Problem: Set down all of the data exactly as it appears.

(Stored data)
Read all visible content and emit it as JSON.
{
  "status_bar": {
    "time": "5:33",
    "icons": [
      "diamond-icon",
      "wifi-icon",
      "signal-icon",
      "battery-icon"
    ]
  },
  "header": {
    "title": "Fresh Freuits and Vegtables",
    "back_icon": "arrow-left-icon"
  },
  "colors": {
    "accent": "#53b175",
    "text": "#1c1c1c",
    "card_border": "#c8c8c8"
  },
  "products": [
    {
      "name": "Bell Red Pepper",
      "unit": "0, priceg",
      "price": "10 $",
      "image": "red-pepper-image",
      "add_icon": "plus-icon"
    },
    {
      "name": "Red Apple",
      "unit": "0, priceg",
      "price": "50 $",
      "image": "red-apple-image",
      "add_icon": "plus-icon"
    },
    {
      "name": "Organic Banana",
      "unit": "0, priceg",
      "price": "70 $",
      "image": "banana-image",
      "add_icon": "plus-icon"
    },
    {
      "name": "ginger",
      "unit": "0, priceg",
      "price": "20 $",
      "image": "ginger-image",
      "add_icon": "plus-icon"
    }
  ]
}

Complete answer:
Read all visible content and emit it as JSON.
{
  "status_bar": {
    "time": "5:33",
    "icons": [
      "diamond-icon",
      "wifi-icon",
      "signal-icon",
      "battery-icon"
    ]
  },
  "header": {
    "title": "Fresh Freuits and Vegtables",
    "back_icon": "arrow-left-icon"
  },
  "colors": {
    "accent": "#53b175",
    "text": "#1c1c1c",
    "card_border": "#c8c8c8"
  },
  "products": [
    {
      "name": "Bell Red Pepper",
      "unit": "0, priceg",
      "price": "10 $",
      "image": "red-pepper-image",
      "add_icon": "plus-icon"
    },
    {
      "name": "Red Apple",
      "unit": "0, priceg",
      "price": "50 $",
      "image": "red-apple-image",
      "add_icon": "plus-icon"
    },
    {
      "name": "Organic Banana",
      "unit": "0, priceg",
      "price": "70 $",
      "image": "banana-image",
      "add_icon": "plus-icon"
    },
    {
      "name": "ginger",
      "unit": "0, priceg",
      "price": "20 $",
      "image": "ginger-image",
      "add_icon": "plus-icon"
    }
  ]
}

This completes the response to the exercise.